Repeat the records below exactly.

================================

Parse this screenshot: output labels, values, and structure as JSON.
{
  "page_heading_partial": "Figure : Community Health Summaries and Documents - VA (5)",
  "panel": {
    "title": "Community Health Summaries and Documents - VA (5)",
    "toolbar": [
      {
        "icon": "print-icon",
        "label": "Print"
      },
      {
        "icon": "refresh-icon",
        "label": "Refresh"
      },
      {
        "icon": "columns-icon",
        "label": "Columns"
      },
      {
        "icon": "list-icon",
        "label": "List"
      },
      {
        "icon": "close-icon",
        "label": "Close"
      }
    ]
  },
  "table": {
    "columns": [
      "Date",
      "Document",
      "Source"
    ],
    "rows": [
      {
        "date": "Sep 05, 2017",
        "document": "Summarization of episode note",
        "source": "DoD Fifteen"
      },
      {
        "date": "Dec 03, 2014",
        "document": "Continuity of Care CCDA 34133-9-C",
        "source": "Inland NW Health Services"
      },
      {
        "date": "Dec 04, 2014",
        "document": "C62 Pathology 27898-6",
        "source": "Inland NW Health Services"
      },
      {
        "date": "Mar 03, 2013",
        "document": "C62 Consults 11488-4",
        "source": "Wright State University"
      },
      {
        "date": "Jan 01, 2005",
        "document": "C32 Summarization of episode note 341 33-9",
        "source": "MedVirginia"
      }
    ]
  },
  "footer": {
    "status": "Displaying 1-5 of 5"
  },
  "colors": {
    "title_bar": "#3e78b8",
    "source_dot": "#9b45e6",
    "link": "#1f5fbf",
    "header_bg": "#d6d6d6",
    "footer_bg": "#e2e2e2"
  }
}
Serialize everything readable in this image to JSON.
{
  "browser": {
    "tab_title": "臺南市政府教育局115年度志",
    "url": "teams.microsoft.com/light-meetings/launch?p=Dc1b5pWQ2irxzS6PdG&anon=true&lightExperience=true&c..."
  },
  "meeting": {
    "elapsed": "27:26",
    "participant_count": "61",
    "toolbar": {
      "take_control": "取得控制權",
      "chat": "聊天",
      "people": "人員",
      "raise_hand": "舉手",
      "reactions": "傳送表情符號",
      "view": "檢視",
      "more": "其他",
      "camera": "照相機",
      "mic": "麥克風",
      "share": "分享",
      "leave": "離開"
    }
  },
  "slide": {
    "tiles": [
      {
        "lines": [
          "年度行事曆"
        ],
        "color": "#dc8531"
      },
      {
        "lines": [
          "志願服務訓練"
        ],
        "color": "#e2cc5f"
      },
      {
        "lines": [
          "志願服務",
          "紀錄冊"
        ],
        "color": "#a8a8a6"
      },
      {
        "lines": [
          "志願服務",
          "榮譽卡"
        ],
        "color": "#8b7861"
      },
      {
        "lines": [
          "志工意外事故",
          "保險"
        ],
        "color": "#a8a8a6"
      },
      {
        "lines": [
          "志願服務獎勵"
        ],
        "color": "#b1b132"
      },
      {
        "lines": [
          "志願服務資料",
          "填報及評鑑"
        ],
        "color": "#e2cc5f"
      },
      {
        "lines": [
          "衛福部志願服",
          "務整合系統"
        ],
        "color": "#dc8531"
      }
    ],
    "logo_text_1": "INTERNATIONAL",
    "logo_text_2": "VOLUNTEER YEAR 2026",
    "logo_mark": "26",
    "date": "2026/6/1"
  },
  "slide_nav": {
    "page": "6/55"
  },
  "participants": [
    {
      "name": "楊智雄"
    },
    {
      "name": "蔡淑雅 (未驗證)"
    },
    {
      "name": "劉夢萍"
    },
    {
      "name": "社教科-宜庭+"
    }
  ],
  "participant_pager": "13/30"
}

================================

Output |
Parse this screenshot: output labels, values, and structure as JSON.
{
  "page_heading_partial": "Figure : Community Health Summaries and Documents - VA (5)",
  "panel": {
    "title": "Community Health Summaries and Documents - VA (5)",
    "toolbar": [
      {
        "icon": "print-icon",
        "label": "Print"
      },
      {
        "icon": "refresh-icon",
        "label": "Refresh"
      },
      {
        "icon": "columns-icon",
        "label": "Columns"
      },
      {
        "icon": "list-icon",
        "label": "List"
      },
      {
        "icon": "close-icon",
        "label": "Close"
      }
    ]
  },
  "table": {
    "columns": [
      "Date",
      "Document",
      "Source"
    ],
    "rows": [
      {
        "date": "Sep 05, 2017",
        "document": "Summarization of episode note",
        "source": "DoD Fifteen"
      },
      {
        "date": "Dec 03, 2014",
        "document": "Continuity of Care CCDA 34133-9-C",
        "source": "Inland NW Health Services"
      },
      {
        "date": "Dec 04, 2014",
        "document": "C62 Pathology 27898-6",
        "source": "Inland NW Health Services"
      },
      {
        "date": "Mar 03, 2013",
        "document": "C62 Consults 11488-4",
        "source": "Wright State University"
      },
      {
        "date": "Jan 01, 2005",
        "document": "C32 Summarization of episode note 341 33-9",
        "source": "MedVirginia"
      }
    ]
  },
  "footer": {
    "status": "Displaying 1-5 of 5"
  },
  "colors": {
    "title_bar": "#3e78b8",
    "source_dot": "#9b45e6",
    "link": "#1f5fbf",
    "header_bg": "#d6d6d6",
    "footer_bg": "#e2e2e2"
  }
}
Serialize everything readable in this image to JSON.
{
  "browser": {
    "tab_title": "臺南市政府教育局115年度志",
    "url": "teams.microsoft.com/light-meetings/launch?p=Dc1b5pWQ2irxzS6PdG&anon=true&lightExperience=true&c..."
  },
  "meeting": {
    "elapsed": "27:26",
    "participant_count": "61",
    "toolbar": {
      "take_control": "取得控制權",
      "chat": "聊天",
      "people": "人員",
      "raise_hand": "舉手",
      "reactions": "傳送表情符號",
      "view": "檢視",
      "more": "其他",
      "camera": "照相機",
      "mic": "麥克風",
      "share": "分享",
      "leave": "離開"
    }
  },
  "slide": {
    "tiles": [
      {
        "lines": [
          "年度行事曆"
        ],
        "color": "#dc8531"
      },
      {
        "lines": [
          "志願服務訓練"
        ],
        "color": "#e2cc5f"
      },
      {
        "lines": [
          "志願服務",
          "紀錄冊"
        ],
        "color": "#a8a8a6"
      },
      {
        "lines": [
          "志願服務",
          "榮譽卡"
        ],
        "color": "#8b7861"
      },
      {
        "lines": [
          "志工意外事故",
          "保險"
        ],
        "color": "#a8a8a6"
      },
      {
        "lines": [
          "志願服務獎勵"
        ],
        "color": "#b1b132"
      },
      {
        "lines": [
          "志願服務資料",
          "填報及評鑑"
        ],
        "color": "#e2cc5f"
      },
      {
        "lines": [
          "衛福部志願服",
          "務整合系統"
        ],
        "color": "#dc8531"
      }
    ],
    "logo_text_1": "INTERNATIONAL",
    "logo_text_2": "VOLUNTEER YEAR 2026",
    "logo_mark": "26",
    "date": "2026/6/1"
  },
  "slide_nav": {
    "page": "6/55"
  },
  "participants": [
    {
      "name": "楊智雄"
    },
    {
      "name": "蔡淑雅 (未驗證)"
    },
    {
      "name": "劉夢萍"
    },
    {
      "name": "社教科-宜庭+"
    }
  ],
  "participant_pager": "13/30"
}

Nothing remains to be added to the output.